→ GOAL OF THE EXERCISE
Filter the entries below, keeping every line that has the word "heading".

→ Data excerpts
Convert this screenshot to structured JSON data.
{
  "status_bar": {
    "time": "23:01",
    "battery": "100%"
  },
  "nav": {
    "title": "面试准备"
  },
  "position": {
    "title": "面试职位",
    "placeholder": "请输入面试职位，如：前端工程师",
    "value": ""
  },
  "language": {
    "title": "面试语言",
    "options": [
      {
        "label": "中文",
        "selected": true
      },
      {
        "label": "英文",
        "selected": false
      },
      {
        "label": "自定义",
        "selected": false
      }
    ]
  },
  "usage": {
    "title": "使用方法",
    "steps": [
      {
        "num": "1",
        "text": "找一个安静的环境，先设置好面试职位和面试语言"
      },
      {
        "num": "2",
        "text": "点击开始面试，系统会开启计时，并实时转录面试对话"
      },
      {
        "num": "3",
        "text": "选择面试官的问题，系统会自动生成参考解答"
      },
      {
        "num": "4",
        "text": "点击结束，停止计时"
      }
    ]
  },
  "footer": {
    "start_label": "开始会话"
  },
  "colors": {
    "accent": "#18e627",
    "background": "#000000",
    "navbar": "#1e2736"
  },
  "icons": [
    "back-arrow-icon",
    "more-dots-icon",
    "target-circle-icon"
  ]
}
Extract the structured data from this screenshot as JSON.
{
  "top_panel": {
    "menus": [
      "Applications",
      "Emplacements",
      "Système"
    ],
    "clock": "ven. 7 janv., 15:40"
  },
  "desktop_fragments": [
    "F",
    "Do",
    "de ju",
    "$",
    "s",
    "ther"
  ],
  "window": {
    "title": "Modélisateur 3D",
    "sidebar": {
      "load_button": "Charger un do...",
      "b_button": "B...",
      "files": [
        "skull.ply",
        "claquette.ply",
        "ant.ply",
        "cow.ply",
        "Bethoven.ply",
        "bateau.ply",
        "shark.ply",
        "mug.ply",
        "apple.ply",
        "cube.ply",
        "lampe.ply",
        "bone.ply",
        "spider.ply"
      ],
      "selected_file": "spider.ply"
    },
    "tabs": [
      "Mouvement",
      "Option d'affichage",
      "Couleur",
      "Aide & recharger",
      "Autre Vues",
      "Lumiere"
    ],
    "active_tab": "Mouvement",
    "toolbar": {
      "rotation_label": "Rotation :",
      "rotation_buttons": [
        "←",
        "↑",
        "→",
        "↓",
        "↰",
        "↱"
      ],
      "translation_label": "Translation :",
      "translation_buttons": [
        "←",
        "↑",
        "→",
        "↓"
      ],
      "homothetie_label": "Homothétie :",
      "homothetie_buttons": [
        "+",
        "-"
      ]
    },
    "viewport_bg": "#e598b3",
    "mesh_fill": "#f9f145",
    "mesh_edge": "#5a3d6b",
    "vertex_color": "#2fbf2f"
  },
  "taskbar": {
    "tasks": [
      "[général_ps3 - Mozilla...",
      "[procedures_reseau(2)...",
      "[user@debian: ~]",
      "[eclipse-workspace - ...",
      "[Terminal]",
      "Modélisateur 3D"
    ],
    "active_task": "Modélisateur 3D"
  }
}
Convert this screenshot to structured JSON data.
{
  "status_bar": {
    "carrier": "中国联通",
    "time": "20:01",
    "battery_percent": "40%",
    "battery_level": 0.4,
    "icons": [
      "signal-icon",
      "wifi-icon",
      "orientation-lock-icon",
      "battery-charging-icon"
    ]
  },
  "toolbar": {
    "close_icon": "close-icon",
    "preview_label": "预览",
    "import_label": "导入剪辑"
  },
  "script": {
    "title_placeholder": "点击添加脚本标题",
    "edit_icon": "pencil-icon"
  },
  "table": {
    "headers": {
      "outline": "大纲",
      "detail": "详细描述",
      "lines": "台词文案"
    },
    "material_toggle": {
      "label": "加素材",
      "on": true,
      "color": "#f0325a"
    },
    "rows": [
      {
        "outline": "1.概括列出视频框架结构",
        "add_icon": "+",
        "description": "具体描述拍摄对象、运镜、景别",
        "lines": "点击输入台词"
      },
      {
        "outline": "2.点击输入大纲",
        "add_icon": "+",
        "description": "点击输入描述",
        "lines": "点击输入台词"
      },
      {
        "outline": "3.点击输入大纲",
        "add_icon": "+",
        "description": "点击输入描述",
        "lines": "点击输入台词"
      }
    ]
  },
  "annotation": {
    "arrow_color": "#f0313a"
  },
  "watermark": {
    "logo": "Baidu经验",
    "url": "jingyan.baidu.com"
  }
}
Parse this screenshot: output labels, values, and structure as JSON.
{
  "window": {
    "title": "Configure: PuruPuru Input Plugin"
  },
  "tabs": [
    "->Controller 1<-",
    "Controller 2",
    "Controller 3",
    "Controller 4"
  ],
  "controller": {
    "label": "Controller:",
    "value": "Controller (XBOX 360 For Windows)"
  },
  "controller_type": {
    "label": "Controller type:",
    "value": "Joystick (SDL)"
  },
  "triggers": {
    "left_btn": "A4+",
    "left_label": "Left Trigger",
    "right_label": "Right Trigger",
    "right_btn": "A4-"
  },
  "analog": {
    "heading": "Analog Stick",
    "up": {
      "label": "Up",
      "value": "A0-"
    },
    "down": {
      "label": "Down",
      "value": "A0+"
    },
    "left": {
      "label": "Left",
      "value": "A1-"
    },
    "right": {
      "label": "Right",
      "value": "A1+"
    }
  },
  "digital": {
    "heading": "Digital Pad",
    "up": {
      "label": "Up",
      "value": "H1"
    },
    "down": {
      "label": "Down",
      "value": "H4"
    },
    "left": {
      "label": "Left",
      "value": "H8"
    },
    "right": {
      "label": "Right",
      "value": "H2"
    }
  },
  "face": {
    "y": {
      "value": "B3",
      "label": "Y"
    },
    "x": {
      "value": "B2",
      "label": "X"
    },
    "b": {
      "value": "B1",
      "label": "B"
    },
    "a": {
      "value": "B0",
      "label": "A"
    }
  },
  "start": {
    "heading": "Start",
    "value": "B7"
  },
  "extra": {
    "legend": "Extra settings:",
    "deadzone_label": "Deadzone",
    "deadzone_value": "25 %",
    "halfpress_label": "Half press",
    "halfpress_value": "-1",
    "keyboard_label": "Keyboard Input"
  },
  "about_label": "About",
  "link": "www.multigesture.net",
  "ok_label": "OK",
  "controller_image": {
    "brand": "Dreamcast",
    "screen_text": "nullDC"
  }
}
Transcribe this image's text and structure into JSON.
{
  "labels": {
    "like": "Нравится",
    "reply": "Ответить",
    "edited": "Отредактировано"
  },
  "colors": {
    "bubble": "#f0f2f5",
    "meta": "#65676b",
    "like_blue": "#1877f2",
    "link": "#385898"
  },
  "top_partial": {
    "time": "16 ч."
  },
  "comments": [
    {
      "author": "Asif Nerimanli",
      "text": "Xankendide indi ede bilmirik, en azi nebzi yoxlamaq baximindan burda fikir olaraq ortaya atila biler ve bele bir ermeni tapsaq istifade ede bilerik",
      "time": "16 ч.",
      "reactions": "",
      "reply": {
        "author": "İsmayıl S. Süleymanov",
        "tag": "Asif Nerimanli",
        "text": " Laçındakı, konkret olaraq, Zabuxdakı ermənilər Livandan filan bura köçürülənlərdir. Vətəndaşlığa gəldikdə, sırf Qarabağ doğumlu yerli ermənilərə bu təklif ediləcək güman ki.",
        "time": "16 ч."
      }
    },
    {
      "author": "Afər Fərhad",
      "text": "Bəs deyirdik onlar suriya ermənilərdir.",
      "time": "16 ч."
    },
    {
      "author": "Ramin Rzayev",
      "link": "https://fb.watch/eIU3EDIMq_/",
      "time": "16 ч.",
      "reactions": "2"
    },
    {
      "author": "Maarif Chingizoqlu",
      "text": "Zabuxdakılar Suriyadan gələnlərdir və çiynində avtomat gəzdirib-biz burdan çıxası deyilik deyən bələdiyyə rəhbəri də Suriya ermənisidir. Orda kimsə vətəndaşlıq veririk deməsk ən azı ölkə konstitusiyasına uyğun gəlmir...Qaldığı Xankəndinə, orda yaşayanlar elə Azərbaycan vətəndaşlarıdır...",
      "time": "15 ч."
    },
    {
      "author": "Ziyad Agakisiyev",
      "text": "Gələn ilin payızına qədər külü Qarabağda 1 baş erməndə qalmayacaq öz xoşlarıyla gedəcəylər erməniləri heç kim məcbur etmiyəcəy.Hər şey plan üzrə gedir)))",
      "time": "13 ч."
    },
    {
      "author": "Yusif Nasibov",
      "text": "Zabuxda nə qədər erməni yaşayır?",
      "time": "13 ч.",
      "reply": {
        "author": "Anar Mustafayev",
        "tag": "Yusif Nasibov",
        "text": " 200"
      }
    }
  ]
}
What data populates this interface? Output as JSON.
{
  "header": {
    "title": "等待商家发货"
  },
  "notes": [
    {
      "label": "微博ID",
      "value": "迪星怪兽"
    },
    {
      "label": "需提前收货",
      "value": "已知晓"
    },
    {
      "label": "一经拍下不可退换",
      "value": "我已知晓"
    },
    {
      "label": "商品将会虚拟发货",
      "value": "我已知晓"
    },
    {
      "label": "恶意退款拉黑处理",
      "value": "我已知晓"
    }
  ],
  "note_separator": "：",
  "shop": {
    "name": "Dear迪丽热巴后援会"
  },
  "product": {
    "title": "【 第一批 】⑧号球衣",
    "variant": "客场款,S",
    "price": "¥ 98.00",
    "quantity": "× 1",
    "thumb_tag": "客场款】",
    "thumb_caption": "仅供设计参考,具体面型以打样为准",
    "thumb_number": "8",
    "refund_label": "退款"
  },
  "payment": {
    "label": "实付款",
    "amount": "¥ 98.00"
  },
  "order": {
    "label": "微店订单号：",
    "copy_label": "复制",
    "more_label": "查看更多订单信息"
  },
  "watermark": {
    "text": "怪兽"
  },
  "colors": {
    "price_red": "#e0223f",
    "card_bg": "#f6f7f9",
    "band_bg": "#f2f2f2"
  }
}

→ TASK RESPONSE
    "heading": "Analog Stick",
    "heading": "Digital Pad",
    "heading": "Start",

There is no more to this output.